- **Written request**: Look through the lines below and extract each one that contains "truck".

- **Exercise material**:
— start —

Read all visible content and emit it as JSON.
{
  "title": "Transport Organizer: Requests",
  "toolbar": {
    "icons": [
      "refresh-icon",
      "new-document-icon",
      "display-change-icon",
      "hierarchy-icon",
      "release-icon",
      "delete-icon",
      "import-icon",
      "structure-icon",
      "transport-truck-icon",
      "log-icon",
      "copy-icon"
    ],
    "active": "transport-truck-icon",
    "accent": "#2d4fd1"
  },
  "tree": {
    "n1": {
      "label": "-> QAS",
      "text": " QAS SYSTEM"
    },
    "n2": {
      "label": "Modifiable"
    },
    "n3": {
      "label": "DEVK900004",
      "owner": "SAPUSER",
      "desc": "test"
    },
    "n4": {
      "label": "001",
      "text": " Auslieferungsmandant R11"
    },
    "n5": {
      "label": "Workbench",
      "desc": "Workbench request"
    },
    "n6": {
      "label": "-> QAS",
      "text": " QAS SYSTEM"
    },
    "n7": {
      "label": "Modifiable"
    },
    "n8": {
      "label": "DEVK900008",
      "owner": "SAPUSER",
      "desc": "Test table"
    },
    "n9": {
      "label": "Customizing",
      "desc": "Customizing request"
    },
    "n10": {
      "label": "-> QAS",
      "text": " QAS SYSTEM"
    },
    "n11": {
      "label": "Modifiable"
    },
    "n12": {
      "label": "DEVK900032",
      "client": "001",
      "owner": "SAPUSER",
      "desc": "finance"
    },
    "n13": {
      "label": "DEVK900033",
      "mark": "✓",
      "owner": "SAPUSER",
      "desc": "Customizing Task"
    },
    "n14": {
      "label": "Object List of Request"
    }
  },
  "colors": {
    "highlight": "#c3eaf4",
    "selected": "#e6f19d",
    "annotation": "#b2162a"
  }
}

— end —

- **Problem solution**:
      "transport-truck-icon",
    "active": "transport-truck-icon",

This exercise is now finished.